What this task involves >>
Restate all the material verbatim, except for the pictures.

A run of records

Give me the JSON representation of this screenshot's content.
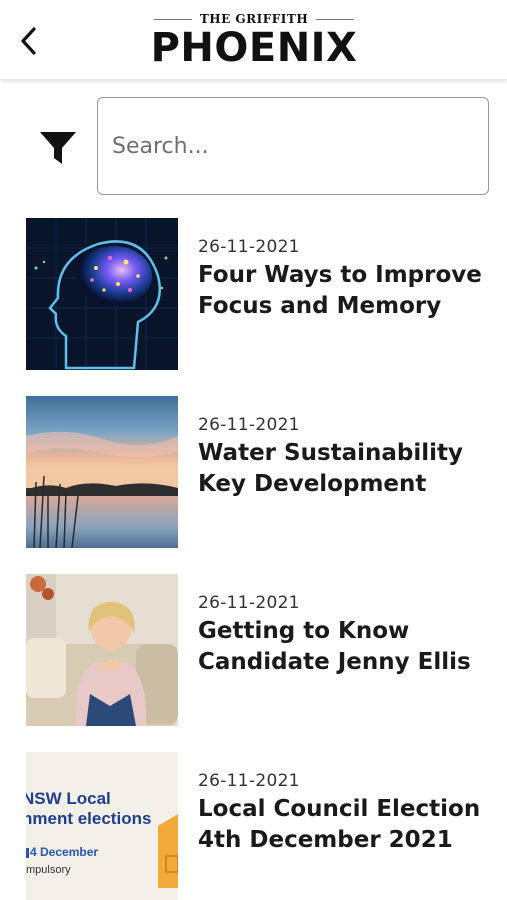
{
  "header": {
    "logo_top": "THE GRIFFITH",
    "logo_main": "PHOENIX",
    "back_icon": "chevron-left-icon"
  },
  "search": {
    "placeholder": "Search...",
    "value": "",
    "filter_icon": "filter-icon"
  },
  "articles": [
    {
      "date": "26-11-2021",
      "title": "Four Ways to Improve Focus and Memory",
      "image": "brain-illustration"
    },
    {
      "date": "26-11-2021",
      "title": "Water Sustainability Key Development",
      "image": "lake-sunset"
    },
    {
      "date": "26-11-2021",
      "title": "Getting to Know Candidate Jenny Ellis",
      "image": "candidate-portrait"
    },
    {
      "date": "26-11-2021",
      "title": "Local Council Election 4th December 2021",
      "image": "election-banner",
      "image_text": {
        "line1": "NSW Local",
        "line2": "nment elections",
        "line3": "4 December",
        "line4": "mpulsory"
      }
    }
  ]
}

Full answer >>
Give me the JSON representation of this screenshot's content.
{
  "header": {
    "logo_top": "THE GRIFFITH",
    "logo_main": "PHOENIX",
    "back_icon": "chevron-left-icon"
  },
  "search": {
    "placeholder": "Search...",
    "value": "",
    "filter_icon": "filter-icon"
  },
  "articles": [
    {
      "date": "26-11-2021",
      "title": "Four Ways to Improve Focus and Memory",
      "image": "brain-illustration"
    },
    {
      "date": "26-11-2021",
      "title": "Water Sustainability Key Development",
      "image": "lake-sunset"
    },
    {
      "date": "26-11-2021",
      "title": "Getting to Know Candidate Jenny Ellis",
      "image": "candidate-portrait"
    },
    {
      "date": "26-11-2021",
      "title": "Local Council Election 4th December 2021",
      "image": "election-banner",
      "image_text": {
        "line1": "NSW Local",
        "line2": "nment elections",
        "line3": "4 December",
        "line4": "mpulsory"
      }
    }
  ]
}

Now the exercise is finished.